All of the data needs to be repeated exactly.

━━━━━━

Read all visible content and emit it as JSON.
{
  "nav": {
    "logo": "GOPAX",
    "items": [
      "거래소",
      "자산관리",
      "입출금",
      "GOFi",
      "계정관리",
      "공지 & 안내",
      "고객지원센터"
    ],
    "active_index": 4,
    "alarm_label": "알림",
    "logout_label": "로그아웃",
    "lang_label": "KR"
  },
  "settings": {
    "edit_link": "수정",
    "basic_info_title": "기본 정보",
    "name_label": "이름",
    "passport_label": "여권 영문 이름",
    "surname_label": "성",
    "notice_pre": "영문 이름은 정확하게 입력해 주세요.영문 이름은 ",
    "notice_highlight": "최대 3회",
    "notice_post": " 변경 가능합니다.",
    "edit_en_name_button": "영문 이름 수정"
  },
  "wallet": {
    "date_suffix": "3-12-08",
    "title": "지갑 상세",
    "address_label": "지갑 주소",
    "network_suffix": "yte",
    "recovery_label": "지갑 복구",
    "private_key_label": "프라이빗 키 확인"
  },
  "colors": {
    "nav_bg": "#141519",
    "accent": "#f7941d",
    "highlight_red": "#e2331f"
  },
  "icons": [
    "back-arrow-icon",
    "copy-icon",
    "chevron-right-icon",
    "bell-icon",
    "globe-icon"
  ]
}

━━━━━━

▸ **Task result**:
Read all visible content and emit it as JSON.
{
  "nav": {
    "logo": "GOPAX",
    "items": [
      "거래소",
      "자산관리",
      "입출금",
      "GOFi",
      "계정관리",
      "공지 & 안내",
      "고객지원센터"
    ],
    "active_index": 4,
    "alarm_label": "알림",
    "logout_label": "로그아웃",
    "lang_label": "KR"
  },
  "settings": {
    "edit_link": "수정",
    "basic_info_title": "기본 정보",
    "name_label": "이름",
    "passport_label": "여권 영문 이름",
    "surname_label": "성",
    "notice_pre": "영문 이름은 정확하게 입력해 주세요.영문 이름은 ",
    "notice_highlight": "최대 3회",
    "notice_post": " 변경 가능합니다.",
    "edit_en_name_button": "영문 이름 수정"
  },
  "wallet": {
    "date_suffix": "3-12-08",
    "title": "지갑 상세",
    "address_label": "지갑 주소",
    "network_suffix": "yte",
    "recovery_label": "지갑 복구",
    "private_key_label": "프라이빗 키 확인"
  },
  "colors": {
    "nav_bg": "#141519",
    "accent": "#f7941d",
    "highlight_red": "#e2331f"
  },
  "icons": [
    "back-arrow-icon",
    "copy-icon",
    "chevron-right-icon",
    "bell-icon",
    "globe-icon"
  ]
}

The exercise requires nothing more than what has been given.